STATED PROBLEM: Set down each record exactly as written.

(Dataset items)
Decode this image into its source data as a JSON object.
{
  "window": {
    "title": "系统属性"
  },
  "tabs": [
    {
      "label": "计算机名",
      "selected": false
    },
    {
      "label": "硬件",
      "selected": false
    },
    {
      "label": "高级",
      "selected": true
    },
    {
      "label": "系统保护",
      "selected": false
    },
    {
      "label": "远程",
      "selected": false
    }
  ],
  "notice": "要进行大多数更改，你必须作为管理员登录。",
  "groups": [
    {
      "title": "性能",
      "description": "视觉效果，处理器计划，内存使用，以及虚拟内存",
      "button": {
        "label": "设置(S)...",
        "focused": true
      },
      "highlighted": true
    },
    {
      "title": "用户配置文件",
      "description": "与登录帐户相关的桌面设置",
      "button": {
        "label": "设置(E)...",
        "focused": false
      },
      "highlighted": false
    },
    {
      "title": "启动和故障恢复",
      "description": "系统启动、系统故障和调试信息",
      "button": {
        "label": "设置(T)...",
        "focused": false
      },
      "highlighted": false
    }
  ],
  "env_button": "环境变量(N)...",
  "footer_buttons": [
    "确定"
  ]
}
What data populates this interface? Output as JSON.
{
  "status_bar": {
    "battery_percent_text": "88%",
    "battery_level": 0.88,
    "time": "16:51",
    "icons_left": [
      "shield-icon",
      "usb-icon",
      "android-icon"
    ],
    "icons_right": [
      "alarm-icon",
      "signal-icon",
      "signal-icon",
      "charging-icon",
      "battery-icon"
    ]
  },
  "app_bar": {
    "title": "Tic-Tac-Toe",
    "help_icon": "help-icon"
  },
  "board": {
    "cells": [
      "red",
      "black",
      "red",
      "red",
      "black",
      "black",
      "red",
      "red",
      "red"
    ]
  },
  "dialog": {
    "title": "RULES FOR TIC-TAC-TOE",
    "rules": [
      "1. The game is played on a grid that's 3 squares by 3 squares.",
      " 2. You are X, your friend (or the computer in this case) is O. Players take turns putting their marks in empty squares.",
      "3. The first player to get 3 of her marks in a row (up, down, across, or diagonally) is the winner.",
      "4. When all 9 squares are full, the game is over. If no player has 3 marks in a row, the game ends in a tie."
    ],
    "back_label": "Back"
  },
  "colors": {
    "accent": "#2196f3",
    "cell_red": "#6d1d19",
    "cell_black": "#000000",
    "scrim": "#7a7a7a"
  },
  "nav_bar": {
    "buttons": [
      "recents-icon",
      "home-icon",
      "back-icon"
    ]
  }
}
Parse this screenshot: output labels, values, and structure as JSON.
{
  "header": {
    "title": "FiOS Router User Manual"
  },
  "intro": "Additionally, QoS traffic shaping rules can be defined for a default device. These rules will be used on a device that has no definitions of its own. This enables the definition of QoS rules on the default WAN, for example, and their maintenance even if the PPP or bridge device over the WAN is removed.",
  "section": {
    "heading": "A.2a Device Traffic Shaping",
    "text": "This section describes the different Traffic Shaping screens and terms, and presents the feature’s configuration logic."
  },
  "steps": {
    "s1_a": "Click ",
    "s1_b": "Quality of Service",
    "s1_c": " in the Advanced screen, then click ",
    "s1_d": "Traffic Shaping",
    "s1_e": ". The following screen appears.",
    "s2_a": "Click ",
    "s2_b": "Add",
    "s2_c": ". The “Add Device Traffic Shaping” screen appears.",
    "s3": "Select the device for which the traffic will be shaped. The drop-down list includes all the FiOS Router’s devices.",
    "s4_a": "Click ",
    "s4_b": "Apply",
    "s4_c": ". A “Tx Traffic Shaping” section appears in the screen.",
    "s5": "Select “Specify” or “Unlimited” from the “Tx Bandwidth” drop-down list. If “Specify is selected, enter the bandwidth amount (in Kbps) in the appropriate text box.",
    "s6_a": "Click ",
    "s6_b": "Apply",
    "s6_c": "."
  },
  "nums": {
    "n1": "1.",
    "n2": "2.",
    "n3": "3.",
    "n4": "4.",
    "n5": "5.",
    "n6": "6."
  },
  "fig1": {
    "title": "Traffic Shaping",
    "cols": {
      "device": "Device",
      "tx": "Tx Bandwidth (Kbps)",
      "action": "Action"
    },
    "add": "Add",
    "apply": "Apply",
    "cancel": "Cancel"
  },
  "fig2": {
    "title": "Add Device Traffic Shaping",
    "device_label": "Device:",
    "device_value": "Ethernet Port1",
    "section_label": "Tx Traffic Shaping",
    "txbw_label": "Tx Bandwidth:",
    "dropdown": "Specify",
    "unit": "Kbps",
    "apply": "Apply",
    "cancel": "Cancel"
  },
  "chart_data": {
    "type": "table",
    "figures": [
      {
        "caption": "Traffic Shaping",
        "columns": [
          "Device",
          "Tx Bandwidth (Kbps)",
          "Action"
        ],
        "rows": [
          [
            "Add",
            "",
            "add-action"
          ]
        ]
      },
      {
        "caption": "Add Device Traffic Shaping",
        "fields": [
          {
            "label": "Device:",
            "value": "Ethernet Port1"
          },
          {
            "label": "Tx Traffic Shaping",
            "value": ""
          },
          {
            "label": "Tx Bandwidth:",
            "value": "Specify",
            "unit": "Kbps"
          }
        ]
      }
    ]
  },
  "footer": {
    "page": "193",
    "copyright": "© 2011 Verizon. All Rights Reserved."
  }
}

EXERCISE SOLUTION:
Decode this image into its source data as a JSON object.
{
  "window": {
    "title": "系统属性"
  },
  "tabs": [
    {
      "label": "计算机名",
      "selected": false
    },
    {
      "label": "硬件",
      "selected": false
    },
    {
      "label": "高级",
      "selected": true
    },
    {
      "label": "系统保护",
      "selected": false
    },
    {
      "label": "远程",
      "selected": false
    }
  ],
  "notice": "要进行大多数更改，你必须作为管理员登录。",
  "groups": [
    {
      "title": "性能",
      "description": "视觉效果，处理器计划，内存使用，以及虚拟内存",
      "button": {
        "label": "设置(S)...",
        "focused": true
      },
      "highlighted": true
    },
    {
      "title": "用户配置文件",
      "description": "与登录帐户相关的桌面设置",
      "button": {
        "label": "设置(E)...",
        "focused": false
      },
      "highlighted": false
    },
    {
      "title": "启动和故障恢复",
      "description": "系统启动、系统故障和调试信息",
      "button": {
        "label": "设置(T)...",
        "focused": false
      },
      "highlighted": false
    }
  ],
  "env_button": "环境变量(N)...",
  "footer_buttons": [
    "确定"
  ]
}
What data populates this interface? Output as JSON.
{
  "status_bar": {
    "battery_percent_text": "88%",
    "battery_level": 0.88,
    "time": "16:51",
    "icons_left": [
      "shield-icon",
      "usb-icon",
      "android-icon"
    ],
    "icons_right": [
      "alarm-icon",
      "signal-icon",
      "signal-icon",
      "charging-icon",
      "battery-icon"
    ]
  },
  "app_bar": {
    "title": "Tic-Tac-Toe",
    "help_icon": "help-icon"
  },
  "board": {
    "cells": [
      "red",
      "black",
      "red",
      "red",
      "black",
      "black",
      "red",
      "red",
      "red"
    ]
  },
  "dialog": {
    "title": "RULES FOR TIC-TAC-TOE",
    "rules": [
      "1. The game is played on a grid that's 3 squares by 3 squares.",
      " 2. You are X, your friend (or the computer in this case) is O. Players take turns putting their marks in empty squares.",
      "3. The first player to get 3 of her marks in a row (up, down, across, or diagonally) is the winner.",
      "4. When all 9 squares are full, the game is over. If no player has 3 marks in a row, the game ends in a tie."
    ],
    "back_label": "Back"
  },
  "colors": {
    "accent": "#2196f3",
    "cell_red": "#6d1d19",
    "cell_black": "#000000",
    "scrim": "#7a7a7a"
  },
  "nav_bar": {
    "buttons": [
      "recents-icon",
      "home-icon",
      "back-icon"
    ]
  }
}
Parse this screenshot: output labels, values, and structure as JSON.
{
  "header": {
    "title": "FiOS Router User Manual"
  },
  "intro": "Additionally, QoS traffic shaping rules can be defined for a default device. These rules will be used on a device that has no definitions of its own. This enables the definition of QoS rules on the default WAN, for example, and their maintenance even if the PPP or bridge device over the WAN is removed.",
  "section": {
    "heading": "A.2a Device Traffic Shaping",
    "text": "This section describes the different Traffic Shaping screens and terms, and presents the feature’s configuration logic."
  },
  "steps": {
    "s1_a": "Click ",
    "s1_b": "Quality of Service",
    "s1_c": " in the Advanced screen, then click ",
    "s1_d": "Traffic Shaping",
    "s1_e": ". The following screen appears.",
    "s2_a": "Click ",
    "s2_b": "Add",
    "s2_c": ". The “Add Device Traffic Shaping” screen appears.",
    "s3": "Select the device for which the traffic will be shaped. The drop-down list includes all the FiOS Router’s devices.",
    "s4_a": "Click ",
    "s4_b": "Apply",
    "s4_c": ". A “Tx Traffic Shaping” section appears in the screen.",
    "s5": "Select “Specify” or “Unlimited” from the “Tx Bandwidth” drop-down list. If “Specify is selected, enter the bandwidth amount (in Kbps) in the appropriate text box.",
    "s6_a": "Click ",
    "s6_b": "Apply",
    "s6_c": "."
  },
  "nums": {
    "n1": "1.",
    "n2": "2.",
    "n3": "3.",
    "n4": "4.",
    "n5": "5.",
    "n6": "6."
  },
  "fig1": {
    "title": "Traffic Shaping",
    "cols": {
      "device": "Device",
      "tx": "Tx Bandwidth (Kbps)",
      "action": "Action"
    },
    "add": "Add",
    "apply": "Apply",
    "cancel": "Cancel"
  },
  "fig2": {
    "title": "Add Device Traffic Shaping",
    "device_label": "Device:",
    "device_value": "Ethernet Port1",
    "section_label": "Tx Traffic Shaping",
    "txbw_label": "Tx Bandwidth:",
    "dropdown": "Specify",
    "unit": "Kbps",
    "apply": "Apply",
    "cancel": "Cancel"
  },
  "chart_data": {
    "type": "table",
    "figures": [
      {
        "caption": "Traffic Shaping",
        "columns": [
          "Device",
          "Tx Bandwidth (Kbps)",
          "Action"
        ],
        "rows": [
          [
            "Add",
            "",
            "add-action"
          ]
        ]
      },
      {
        "caption": "Add Device Traffic Shaping",
        "fields": [
          {
            "label": "Device:",
            "value": "Ethernet Port1"
          },
          {
            "label": "Tx Traffic Shaping",
            "value": ""
          },
          {
            "label": "Tx Bandwidth:",
            "value": "Specify",
            "unit": "Kbps"
          }
        ]
      }
    ]
  },
  "footer": {
    "page": "193",
    "copyright": "© 2011 Verizon. All Rights Reserved."
  }
}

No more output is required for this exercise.